_Goal of the exercise_
Locate each line below that includes "outlier" and reproduce it.

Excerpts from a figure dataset
◆ ◆ ◆ ◆

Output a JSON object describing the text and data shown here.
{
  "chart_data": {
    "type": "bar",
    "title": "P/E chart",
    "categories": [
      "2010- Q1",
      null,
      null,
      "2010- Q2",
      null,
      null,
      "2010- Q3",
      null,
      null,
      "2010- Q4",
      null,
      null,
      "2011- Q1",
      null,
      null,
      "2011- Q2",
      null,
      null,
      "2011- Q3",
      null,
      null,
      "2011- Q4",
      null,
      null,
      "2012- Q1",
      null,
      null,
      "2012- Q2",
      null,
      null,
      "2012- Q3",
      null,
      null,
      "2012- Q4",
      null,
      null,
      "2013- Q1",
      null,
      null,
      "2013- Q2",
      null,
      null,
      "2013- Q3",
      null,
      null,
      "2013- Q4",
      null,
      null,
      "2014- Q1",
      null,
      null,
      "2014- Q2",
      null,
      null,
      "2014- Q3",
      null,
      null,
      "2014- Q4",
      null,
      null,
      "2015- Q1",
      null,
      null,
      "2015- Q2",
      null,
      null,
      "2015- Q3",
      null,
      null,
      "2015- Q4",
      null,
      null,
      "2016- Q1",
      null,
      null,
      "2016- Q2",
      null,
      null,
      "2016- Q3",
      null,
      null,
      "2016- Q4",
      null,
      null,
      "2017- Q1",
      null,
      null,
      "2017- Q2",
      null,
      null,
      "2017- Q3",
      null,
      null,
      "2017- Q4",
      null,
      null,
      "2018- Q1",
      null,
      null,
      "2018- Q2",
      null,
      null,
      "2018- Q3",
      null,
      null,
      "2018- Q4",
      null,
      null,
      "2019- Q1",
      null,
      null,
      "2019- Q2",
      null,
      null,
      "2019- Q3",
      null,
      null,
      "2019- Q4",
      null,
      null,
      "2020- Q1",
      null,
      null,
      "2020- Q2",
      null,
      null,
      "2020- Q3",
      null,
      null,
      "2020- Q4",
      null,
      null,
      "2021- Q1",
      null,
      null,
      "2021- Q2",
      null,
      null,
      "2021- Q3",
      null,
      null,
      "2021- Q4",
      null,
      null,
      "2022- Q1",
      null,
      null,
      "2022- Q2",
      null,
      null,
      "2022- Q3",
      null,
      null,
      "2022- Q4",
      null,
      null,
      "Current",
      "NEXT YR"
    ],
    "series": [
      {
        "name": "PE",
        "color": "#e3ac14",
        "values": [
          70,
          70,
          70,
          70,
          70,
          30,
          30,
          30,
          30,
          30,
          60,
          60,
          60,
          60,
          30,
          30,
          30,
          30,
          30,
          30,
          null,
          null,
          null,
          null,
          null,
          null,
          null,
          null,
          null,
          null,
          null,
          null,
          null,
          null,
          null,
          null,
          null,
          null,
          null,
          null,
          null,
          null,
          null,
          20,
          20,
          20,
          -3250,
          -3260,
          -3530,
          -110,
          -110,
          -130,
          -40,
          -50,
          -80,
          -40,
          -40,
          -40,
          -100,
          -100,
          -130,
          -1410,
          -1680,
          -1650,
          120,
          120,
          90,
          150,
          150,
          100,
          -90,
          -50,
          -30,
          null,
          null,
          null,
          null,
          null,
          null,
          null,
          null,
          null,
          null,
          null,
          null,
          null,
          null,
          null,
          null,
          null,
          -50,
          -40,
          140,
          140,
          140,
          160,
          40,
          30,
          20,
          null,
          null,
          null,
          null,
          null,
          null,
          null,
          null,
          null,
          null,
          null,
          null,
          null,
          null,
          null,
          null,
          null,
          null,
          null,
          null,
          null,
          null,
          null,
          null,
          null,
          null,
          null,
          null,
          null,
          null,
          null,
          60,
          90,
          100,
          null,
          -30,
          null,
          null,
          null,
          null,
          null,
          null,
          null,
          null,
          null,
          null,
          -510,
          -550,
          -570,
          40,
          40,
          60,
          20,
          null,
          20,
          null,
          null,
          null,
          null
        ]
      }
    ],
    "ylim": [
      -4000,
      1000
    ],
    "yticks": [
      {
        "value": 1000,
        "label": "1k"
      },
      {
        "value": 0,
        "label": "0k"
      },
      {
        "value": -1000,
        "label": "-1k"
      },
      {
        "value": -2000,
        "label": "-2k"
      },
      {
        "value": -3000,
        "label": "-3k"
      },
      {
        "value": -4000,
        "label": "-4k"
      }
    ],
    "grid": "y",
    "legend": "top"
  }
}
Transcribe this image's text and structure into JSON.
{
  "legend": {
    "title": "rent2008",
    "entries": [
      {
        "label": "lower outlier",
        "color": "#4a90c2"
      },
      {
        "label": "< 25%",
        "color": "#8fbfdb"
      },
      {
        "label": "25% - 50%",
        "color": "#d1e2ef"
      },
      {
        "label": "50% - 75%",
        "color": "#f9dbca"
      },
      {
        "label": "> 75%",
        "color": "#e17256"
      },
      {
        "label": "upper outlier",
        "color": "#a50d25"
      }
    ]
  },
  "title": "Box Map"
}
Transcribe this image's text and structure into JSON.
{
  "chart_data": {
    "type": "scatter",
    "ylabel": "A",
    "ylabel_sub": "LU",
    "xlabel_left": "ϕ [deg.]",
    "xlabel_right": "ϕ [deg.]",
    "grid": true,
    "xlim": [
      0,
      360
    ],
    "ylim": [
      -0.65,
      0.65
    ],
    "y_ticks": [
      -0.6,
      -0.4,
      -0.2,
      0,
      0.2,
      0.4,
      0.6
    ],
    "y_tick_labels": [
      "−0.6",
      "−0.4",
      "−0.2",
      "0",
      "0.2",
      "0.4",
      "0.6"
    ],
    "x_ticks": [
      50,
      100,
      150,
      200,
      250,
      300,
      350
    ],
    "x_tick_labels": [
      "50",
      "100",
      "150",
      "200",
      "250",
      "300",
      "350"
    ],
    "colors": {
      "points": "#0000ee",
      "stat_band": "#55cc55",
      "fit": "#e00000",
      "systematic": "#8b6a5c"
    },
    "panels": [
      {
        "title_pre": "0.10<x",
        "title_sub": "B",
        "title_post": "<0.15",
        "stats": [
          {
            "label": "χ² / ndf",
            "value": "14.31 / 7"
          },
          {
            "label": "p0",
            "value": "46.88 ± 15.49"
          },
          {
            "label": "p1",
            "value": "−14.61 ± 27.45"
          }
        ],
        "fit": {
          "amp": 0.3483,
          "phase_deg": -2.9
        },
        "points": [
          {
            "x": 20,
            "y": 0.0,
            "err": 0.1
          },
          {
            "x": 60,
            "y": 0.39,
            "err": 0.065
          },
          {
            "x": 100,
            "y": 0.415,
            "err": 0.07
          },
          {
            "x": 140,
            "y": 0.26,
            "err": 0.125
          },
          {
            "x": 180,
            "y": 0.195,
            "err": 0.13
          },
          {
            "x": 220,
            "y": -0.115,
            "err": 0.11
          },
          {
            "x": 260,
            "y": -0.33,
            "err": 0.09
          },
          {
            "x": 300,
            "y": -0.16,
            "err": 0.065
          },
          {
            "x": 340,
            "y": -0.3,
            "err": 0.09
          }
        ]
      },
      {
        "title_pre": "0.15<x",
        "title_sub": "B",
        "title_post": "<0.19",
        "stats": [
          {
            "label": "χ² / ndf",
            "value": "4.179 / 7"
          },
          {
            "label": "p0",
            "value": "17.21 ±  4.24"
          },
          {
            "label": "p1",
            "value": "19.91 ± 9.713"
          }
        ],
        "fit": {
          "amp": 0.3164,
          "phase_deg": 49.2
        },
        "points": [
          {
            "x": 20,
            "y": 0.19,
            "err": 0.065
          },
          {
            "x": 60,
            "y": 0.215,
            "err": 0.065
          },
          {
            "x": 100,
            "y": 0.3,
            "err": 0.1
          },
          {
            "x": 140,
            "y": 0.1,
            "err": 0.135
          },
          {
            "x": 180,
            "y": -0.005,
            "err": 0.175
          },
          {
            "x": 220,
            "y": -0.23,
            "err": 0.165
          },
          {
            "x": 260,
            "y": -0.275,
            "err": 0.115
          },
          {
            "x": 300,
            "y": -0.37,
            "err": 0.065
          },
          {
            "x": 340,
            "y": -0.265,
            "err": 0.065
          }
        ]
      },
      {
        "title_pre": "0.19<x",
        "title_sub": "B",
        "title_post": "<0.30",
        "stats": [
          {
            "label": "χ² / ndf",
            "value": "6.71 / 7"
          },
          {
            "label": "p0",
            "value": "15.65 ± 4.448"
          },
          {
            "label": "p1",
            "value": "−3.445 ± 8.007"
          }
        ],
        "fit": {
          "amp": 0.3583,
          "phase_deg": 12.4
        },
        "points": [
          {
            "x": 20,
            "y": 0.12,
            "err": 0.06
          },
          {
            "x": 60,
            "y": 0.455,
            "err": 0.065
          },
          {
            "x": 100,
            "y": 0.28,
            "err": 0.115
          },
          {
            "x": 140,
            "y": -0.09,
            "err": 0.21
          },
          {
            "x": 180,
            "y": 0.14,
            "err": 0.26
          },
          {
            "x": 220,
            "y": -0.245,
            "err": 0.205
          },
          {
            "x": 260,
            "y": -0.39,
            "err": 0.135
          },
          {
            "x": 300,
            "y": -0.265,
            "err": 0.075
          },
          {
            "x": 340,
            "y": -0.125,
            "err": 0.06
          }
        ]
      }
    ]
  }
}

◆ ◆ ◆ ◆

_Right answer_
        "label": "lower outlier",
        "label": "upper outlier",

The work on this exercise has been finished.